*Raw records*:
* Begin *
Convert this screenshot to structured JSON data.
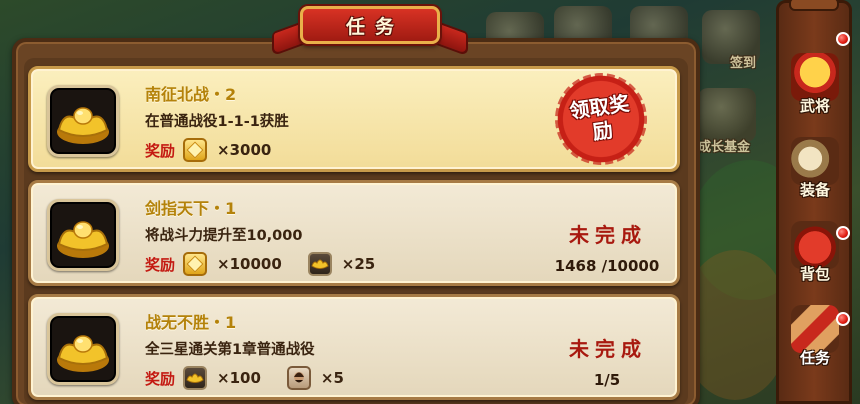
{
  "panel": {
    "title": "任务"
  },
  "background": {
    "labels": [
      "签到",
      "成长基金"
    ]
  },
  "quests": [
    {
      "name": "南征北战・2",
      "description": "在普通战役1-1-1获胜",
      "reward_label": "奖励",
      "rewards": [
        {
          "icon": "gold-coin-icon",
          "qty": "×3000"
        }
      ],
      "state": "claimable",
      "claim_label": "领取奖励"
    },
    {
      "name": "剑指天下・1",
      "description": "将战斗力提升至10,000",
      "reward_label": "奖励",
      "rewards": [
        {
          "icon": "gold-coin-icon",
          "qty": "×10000"
        },
        {
          "icon": "gold-ingot-icon",
          "qty": "×25"
        }
      ],
      "state": "incomplete",
      "status": "未完成",
      "progress": "1468 /10000"
    },
    {
      "name": "战无不胜・1",
      "description": "全三星通关第1章普通战役",
      "reward_label": "奖励",
      "rewards": [
        {
          "icon": "gold-ingot-icon",
          "qty": "×100"
        },
        {
          "icon": "general-portrait-icon",
          "qty": "×5"
        }
      ],
      "state": "incomplete",
      "status": "未完成",
      "progress": "1/5"
    }
  ],
  "sidebar": {
    "items": [
      {
        "label": "武将",
        "icon": "general-helmet-icon",
        "badge": true
      },
      {
        "label": "装备",
        "icon": "equipment-icon",
        "badge": false
      },
      {
        "label": "背包",
        "icon": "bag-icon",
        "badge": true
      },
      {
        "label": "任务",
        "icon": "scroll-icon",
        "badge": true,
        "active": true
      }
    ]
  },
  "colors": {
    "reward_red": "#c41a12",
    "quest_name_gold": "#b4820a",
    "status_red": "#a8190f",
    "title_red": "#d83224"
  }
}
* End *
*The task*:
Reproduce each line word for word and drop the pictures.

*Result of the task*:
Convert this screenshot to structured JSON data.
{
  "panel": {
    "title": "任务"
  },
  "background": {
    "labels": [
      "签到",
      "成长基金"
    ]
  },
  "quests": [
    {
      "name": "南征北战・2",
      "description": "在普通战役1-1-1获胜",
      "reward_label": "奖励",
      "rewards": [
        {
          "icon": "gold-coin-icon",
          "qty": "×3000"
        }
      ],
      "state": "claimable",
      "claim_label": "领取奖励"
    },
    {
      "name": "剑指天下・1",
      "description": "将战斗力提升至10,000",
      "reward_label": "奖励",
      "rewards": [
        {
          "icon": "gold-coin-icon",
          "qty": "×10000"
        },
        {
          "icon": "gold-ingot-icon",
          "qty": "×25"
        }
      ],
      "state": "incomplete",
      "status": "未完成",
      "progress": "1468 /10000"
    },
    {
      "name": "战无不胜・1",
      "description": "全三星通关第1章普通战役",
      "reward_label": "奖励",
      "rewards": [
        {
          "icon": "gold-ingot-icon",
          "qty": "×100"
        },
        {
          "icon": "general-portrait-icon",
          "qty": "×5"
        }
      ],
      "state": "incomplete",
      "status": "未完成",
      "progress": "1/5"
    }
  ],
  "sidebar": {
    "items": [
      {
        "label": "武将",
        "icon": "general-helmet-icon",
        "badge": true
      },
      {
        "label": "装备",
        "icon": "equipment-icon",
        "badge": false
      },
      {
        "label": "背包",
        "icon": "bag-icon",
        "badge": true
      },
      {
        "label": "任务",
        "icon": "scroll-icon",
        "badge": true,
        "active": true
      }
    ]
  },
  "colors": {
    "reward_red": "#c41a12",
    "quest_name_gold": "#b4820a",
    "status_red": "#a8190f",
    "title_red": "#d83224"
  }
}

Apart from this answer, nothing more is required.